▸ **Data excerpts**
* * * *
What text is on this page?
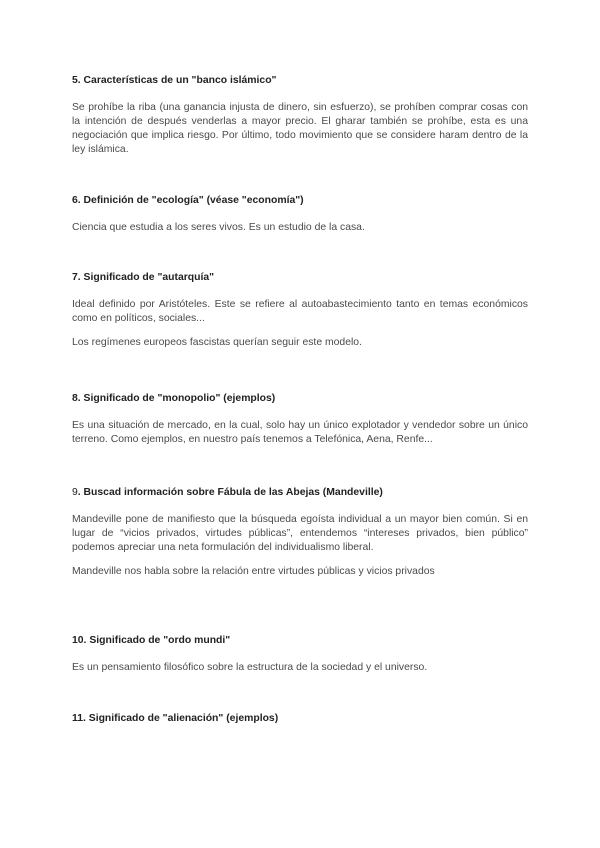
5. Características de un "banco islámico"

Se prohíbe la riba (una ganancia injusta de dinero, sin esfuerzo), se prohíben comprar cosas con la intención de después venderlas a mayor precio. El gharar también se prohíbe, esta es una negociación que implica riesgo. Por último, todo movimiento que se considere haram dentro de la ley islámica.

6. Definición de "ecología" (véase "economía")

Ciencia que estudia a los seres vivos. Es un estudio de la casa.

7. Significado de "autarquía"

Ideal definido por Aristóteles. Este se refiere al autoabastecimiento tanto en temas económicos como en políticos, sociales...

Los regímenes europeos fascistas querían seguir este modelo.

8. Significado de "monopolio" (ejemplos)

Es una situación de mercado, en la cual, solo hay un único explotador y vendedor sobre un único terreno. Como ejemplos, en nuestro país tenemos a Telefónica, Aena, Renfe...

9. Buscad información sobre Fábula de las Abejas (Mandeville)

Mandeville pone de manifiesto que la búsqueda egoísta individual a un mayor bien común. Si en lugar de “vicios privados, virtudes públicas”, entendemos “intereses privados, bien público” podemos apreciar una neta formulación del individualismo liberal.

Mandeville nos habla sobre la relación entre virtudes públicas y vicios privados

10. Significado de "ordo mundi"

Es un pensamiento filosófico sobre la estructura de la sociedad y el universo.

11. Significado de "alienación" (ejemplos)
* * * *
▸ **What you should do**
Leave the images out, please, and restate each line word for word.

▸ **Response**
What text is on this page?
5. Características de un "banco islámico"

Se prohíbe la riba (una ganancia injusta de dinero, sin esfuerzo), se prohíben comprar cosas con la intención de después venderlas a mayor precio. El gharar también se prohíbe, esta es una negociación que implica riesgo. Por último, todo movimiento que se considere haram dentro de la ley islámica.

6. Definición de "ecología" (véase "economía")

Ciencia que estudia a los seres vivos. Es un estudio de la casa.

7. Significado de "autarquía"

Ideal definido por Aristóteles. Este se refiere al autoabastecimiento tanto en temas económicos como en políticos, sociales...

Los regímenes europeos fascistas querían seguir este modelo.

8. Significado de "monopolio" (ejemplos)

Es una situación de mercado, en la cual, solo hay un único explotador y vendedor sobre un único terreno. Como ejemplos, en nuestro país tenemos a Telefónica, Aena, Renfe...

9. Buscad información sobre Fábula de las Abejas (Mandeville)

Mandeville pone de manifiesto que la búsqueda egoísta individual a un mayor bien común. Si en lugar de “vicios privados, virtudes públicas”, entendemos “intereses privados, bien público” podemos apreciar una neta formulación del individualismo liberal.

Mandeville nos habla sobre la relación entre virtudes públicas y vicios privados

10. Significado de "ordo mundi"

Es un pensamiento filosófico sobre la estructura de la sociedad y el universo.

11. Significado de "alienación" (ejemplos)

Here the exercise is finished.